* [STATED GOAL]
Any picture among the records should be left out, please; retype the rest exactly.
::: EXTRACTED RECORDS :::
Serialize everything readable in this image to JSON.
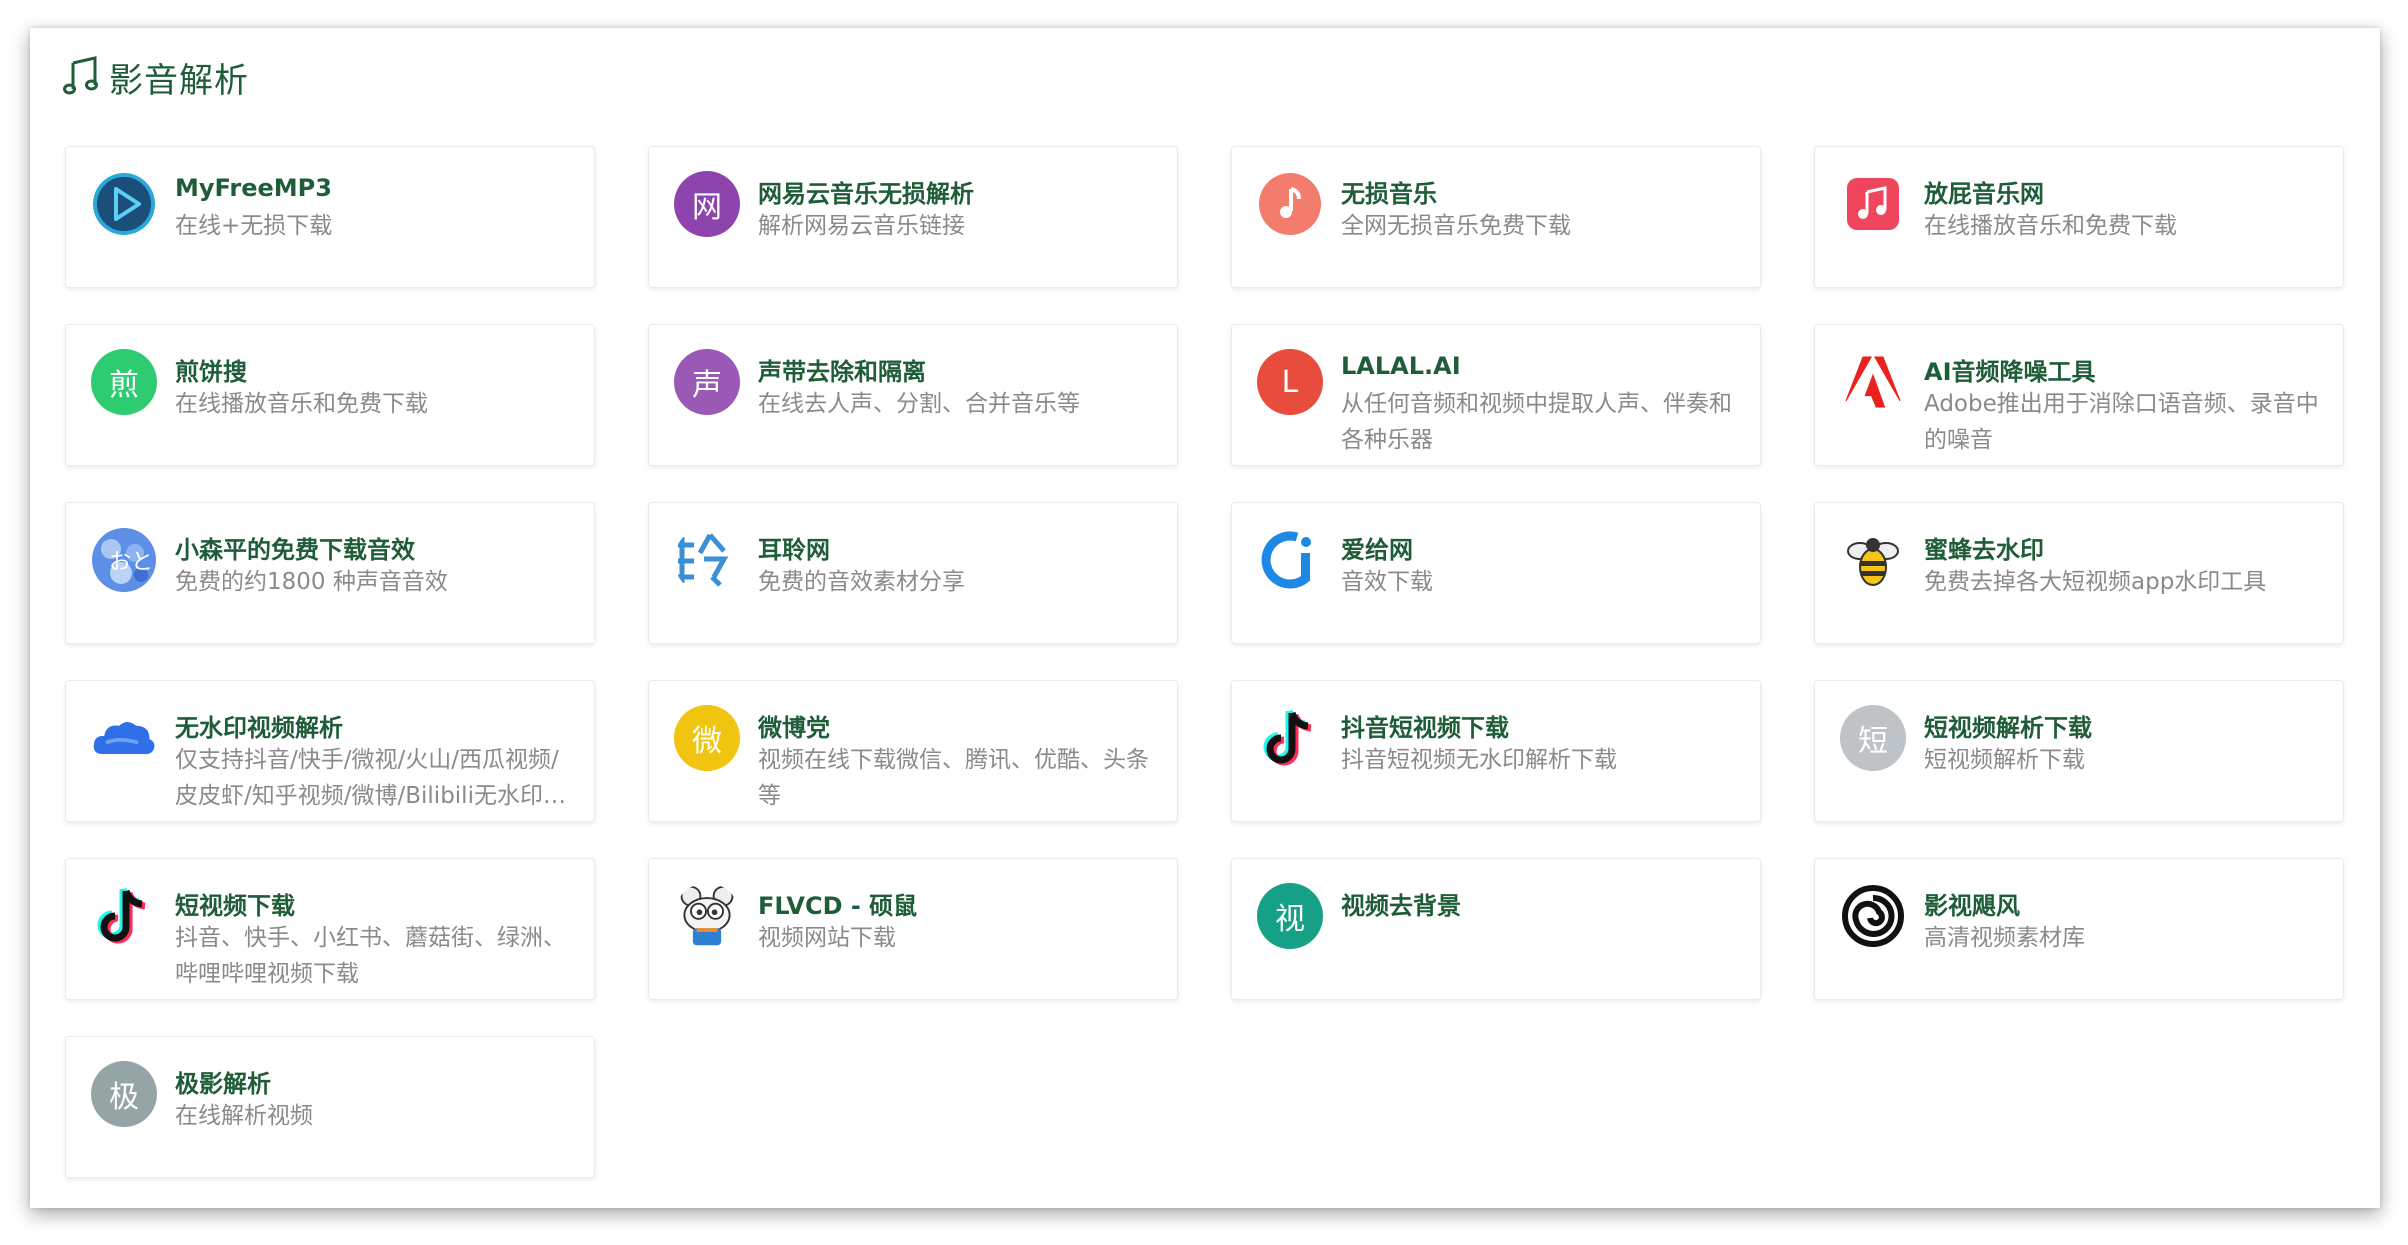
{
  "section": {
    "title": "影音解析",
    "icon": "music-note-icon"
  },
  "cards": [
    {
      "name": "MyFreeMP3",
      "desc": "在线+无损下载",
      "icon": "play-circle-logo",
      "color": "#1b4f7a"
    },
    {
      "name": "网易云音乐无损解析",
      "desc": "解析网易云音乐链接",
      "icon": "text-logo",
      "glyph": "网",
      "color": "#8e44ad"
    },
    {
      "name": "无损音乐",
      "desc": "全网无损音乐免费下载",
      "icon": "music-note-logo",
      "color": "#f47c6d"
    },
    {
      "name": "放屁音乐网",
      "desc": "在线播放音乐和免费下载",
      "icon": "music-square-logo",
      "color": "#f0465d"
    },
    {
      "name": "煎饼搜",
      "desc": "在线播放音乐和免费下载",
      "icon": "text-logo",
      "glyph": "煎",
      "color": "#2ecc71"
    },
    {
      "name": "声带去除和隔离",
      "desc": "在线去人声、分割、合并音乐等",
      "icon": "text-logo",
      "glyph": "声",
      "color": "#9b59b6"
    },
    {
      "name": "LALAL.AI",
      "desc": "从任何音频和视频中提取人声、伴奏和各种乐器",
      "icon": "text-logo",
      "glyph": "L",
      "color": "#e74c3c"
    },
    {
      "name": "AI音频降噪工具",
      "desc": "Adobe推出用于消除口语音频、录音中的噪音",
      "icon": "adobe-logo",
      "color": "#e8231d"
    },
    {
      "name": "小森平的免费下载音效",
      "desc": "免费的约1800 种声音音效",
      "icon": "blue-pattern-logo",
      "color": "#4a7fe0"
    },
    {
      "name": "耳聆网",
      "desc": "免费的音效素材分享",
      "icon": "erling-logo",
      "color": "#3b8fd6"
    },
    {
      "name": "爱给网",
      "desc": "音效下载",
      "icon": "aigei-logo",
      "color": "#1e88e5"
    },
    {
      "name": "蜜蜂去水印",
      "desc": "免费去掉各大短视频app水印工具",
      "icon": "bee-logo",
      "color": "#f5c518"
    },
    {
      "name": "无水印视频解析",
      "desc": "仅支持抖音/快手/微视/火山/西瓜视频/皮皮虾/知乎视频/微博/Bilibili无水印视频解析",
      "icon": "cloud-logo",
      "color": "#2f6fe8"
    },
    {
      "name": "微博党",
      "desc": "视频在线下载微信、腾讯、优酷、头条等",
      "icon": "text-logo",
      "glyph": "微",
      "color": "#f1c40f"
    },
    {
      "name": "抖音短视频下载",
      "desc": "抖音短视频无水印解析下载",
      "icon": "tiktok-logo",
      "color": "#000000"
    },
    {
      "name": "短视频解析下载",
      "desc": "短视频解析下载",
      "icon": "text-logo",
      "glyph": "短",
      "color": "#bdc3c7"
    },
    {
      "name": "短视频下载",
      "desc": "抖音、快手、小红书、蘑菇街、绿洲、哔哩哔哩视频下载",
      "icon": "tiktok-logo",
      "color": "#000000"
    },
    {
      "name": "FLVCD - 硕鼠",
      "desc": "视频网站下载",
      "icon": "mouse-logo",
      "color": "#f08b1c"
    },
    {
      "name": "视频去背景",
      "desc": "",
      "icon": "text-logo",
      "glyph": "视",
      "color": "#16a085"
    },
    {
      "name": "影视飓风",
      "desc": "高清视频素材库",
      "icon": "spiral-logo",
      "color": "#000000"
    },
    {
      "name": "极影解析",
      "desc": "在线解析视频",
      "icon": "text-logo",
      "glyph": "极",
      "color": "#95a5a6"
    }
  ]
}
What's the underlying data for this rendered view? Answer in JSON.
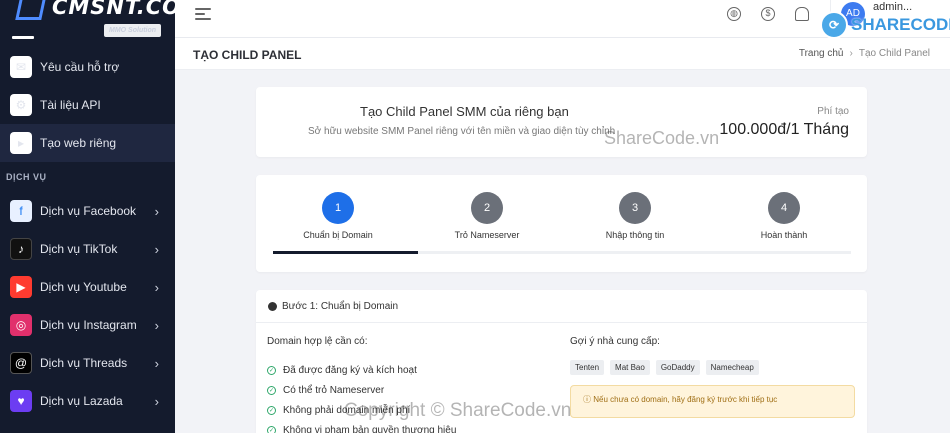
:::
* [COMPLETE OUTPUT]
Serialize everything readable in this image to JSON.
{
  "section": {
    "title": "影音解析",
    "icon": "music-note-icon"
  },
  "cards": [
    {
      "name": "MyFreeMP3",
      "desc": "在线+无损下载",
      "icon": "play-circle-logo",
      "color": "#1b4f7a"
    },
    {
      "name": "网易云音乐无损解析",
      "desc": "解析网易云音乐链接",
      "icon": "text-logo",
      "glyph": "网",
      "color": "#8e44ad"
    },
    {
      "name": "无损音乐",
      "desc": "全网无损音乐免费下载",
      "icon": "music-note-logo",
      "color": "#f47c6d"
    },
    {
      "name": "放屁音乐网",
      "desc": "在线播放音乐和免费下载",
      "icon": "music-square-logo",
      "color": "#f0465d"
    },
    {
      "name": "煎饼搜",
      "desc": "在线播放音乐和免费下载",
      "icon": "text-logo",
      "glyph": "煎",
      "color": "#2ecc71"
    },
    {
      "name": "声带去除和隔离",
      "desc": "在线去人声、分割、合并音乐等",
      "icon": "text-logo",
      "glyph": "声",
      "color": "#9b59b6"
    },
    {
      "name": "LALAL.AI",
      "desc": "从任何音频和视频中提取人声、伴奏和各种乐器",
      "icon": "text-logo",
      "glyph": "L",
      "color": "#e74c3c"
    },
    {
      "name": "AI音频降噪工具",
      "desc": "Adobe推出用于消除口语音频、录音中的噪音",
      "icon": "adobe-logo",
      "color": "#e8231d"
    },
    {
      "name": "小森平的免费下载音效",
      "desc": "免费的约1800 种声音音效",
      "icon": "blue-pattern-logo",
      "color": "#4a7fe0"
    },
    {
      "name": "耳聆网",
      "desc": "免费的音效素材分享",
      "icon": "erling-logo",
      "color": "#3b8fd6"
    },
    {
      "name": "爱给网",
      "desc": "音效下载",
      "icon": "aigei-logo",
      "color": "#1e88e5"
    },
    {
      "name": "蜜蜂去水印",
      "desc": "免费去掉各大短视频app水印工具",
      "icon": "bee-logo",
      "color": "#f5c518"
    },
    {
      "name": "无水印视频解析",
      "desc": "仅支持抖音/快手/微视/火山/西瓜视频/皮皮虾/知乎视频/微博/Bilibili无水印视频解析",
      "icon": "cloud-logo",
      "color": "#2f6fe8"
    },
    {
      "name": "微博党",
      "desc": "视频在线下载微信、腾讯、优酷、头条等",
      "icon": "text-logo",
      "glyph": "微",
      "color": "#f1c40f"
    },
    {
      "name": "抖音短视频下载",
      "desc": "抖音短视频无水印解析下载",
      "icon": "tiktok-logo",
      "color": "#000000"
    },
    {
      "name": "短视频解析下载",
      "desc": "短视频解析下载",
      "icon": "text-logo",
      "glyph": "短",
      "color": "#bdc3c7"
    },
    {
      "name": "短视频下载",
      "desc": "抖音、快手、小红书、蘑菇街、绿洲、哔哩哔哩视频下载",
      "icon": "tiktok-logo",
      "color": "#000000"
    },
    {
      "name": "FLVCD - 硕鼠",
      "desc": "视频网站下载",
      "icon": "mouse-logo",
      "color": "#f08b1c"
    },
    {
      "name": "视频去背景",
      "desc": "",
      "icon": "text-logo",
      "glyph": "视",
      "color": "#16a085"
    },
    {
      "name": "影视飓风",
      "desc": "高清视频素材库",
      "icon": "spiral-logo",
      "color": "#000000"
    },
    {
      "name": "极影解析",
      "desc": "在线解析视频",
      "icon": "text-logo",
      "glyph": "极",
      "color": "#95a5a6"
    }
  ]
}
What's the underlying data for this rendered view? Answer in JSON.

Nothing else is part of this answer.